### Exercise task
Repeat the listing in full, preserving every character.
======== Given information
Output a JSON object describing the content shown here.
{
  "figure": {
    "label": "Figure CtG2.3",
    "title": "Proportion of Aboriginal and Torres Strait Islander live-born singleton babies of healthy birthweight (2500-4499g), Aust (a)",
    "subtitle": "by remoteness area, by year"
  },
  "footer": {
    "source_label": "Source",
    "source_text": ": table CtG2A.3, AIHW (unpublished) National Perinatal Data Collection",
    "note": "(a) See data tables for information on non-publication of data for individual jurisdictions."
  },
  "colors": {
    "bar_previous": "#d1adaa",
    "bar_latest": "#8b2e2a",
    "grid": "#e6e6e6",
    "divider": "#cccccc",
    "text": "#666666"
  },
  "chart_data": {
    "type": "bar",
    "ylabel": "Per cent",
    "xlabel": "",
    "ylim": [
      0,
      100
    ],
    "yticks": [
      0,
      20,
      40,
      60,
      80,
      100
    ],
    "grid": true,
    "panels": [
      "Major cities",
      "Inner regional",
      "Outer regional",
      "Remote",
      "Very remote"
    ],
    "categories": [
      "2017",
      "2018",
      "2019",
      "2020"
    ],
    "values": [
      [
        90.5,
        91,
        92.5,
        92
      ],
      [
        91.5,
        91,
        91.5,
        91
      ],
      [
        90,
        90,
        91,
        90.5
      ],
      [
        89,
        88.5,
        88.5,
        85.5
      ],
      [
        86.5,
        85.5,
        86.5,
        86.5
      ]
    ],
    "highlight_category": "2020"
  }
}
================
### Response below
Output a JSON object describing the content shown here.
{
  "figure": {
    "label": "Figure CtG2.3",
    "title": "Proportion of Aboriginal and Torres Strait Islander live-born singleton babies of healthy birthweight (2500-4499g), Aust (a)",
    "subtitle": "by remoteness area, by year"
  },
  "footer": {
    "source_label": "Source",
    "source_text": ": table CtG2A.3, AIHW (unpublished) National Perinatal Data Collection",
    "note": "(a) See data tables for information on non-publication of data for individual jurisdictions."
  },
  "colors": {
    "bar_previous": "#d1adaa",
    "bar_latest": "#8b2e2a",
    "grid": "#e6e6e6",
    "divider": "#cccccc",
    "text": "#666666"
  },
  "chart_data": {
    "type": "bar",
    "ylabel": "Per cent",
    "xlabel": "",
    "ylim": [
      0,
      100
    ],
    "yticks": [
      0,
      20,
      40,
      60,
      80,
      100
    ],
    "grid": true,
    "panels": [
      "Major cities",
      "Inner regional",
      "Outer regional",
      "Remote",
      "Very remote"
    ],
    "categories": [
      "2017",
      "2018",
      "2019",
      "2020"
    ],
    "values": [
      [
        90.5,
        91,
        92.5,
        92
      ],
      [
        91.5,
        91,
        91.5,
        91
      ],
      [
        90,
        90,
        91,
        90.5
      ],
      [
        89,
        88.5,
        88.5,
        85.5
      ],
      [
        86.5,
        85.5,
        86.5,
        86.5
      ]
    ],
    "highlight_category": "2020"
  }
}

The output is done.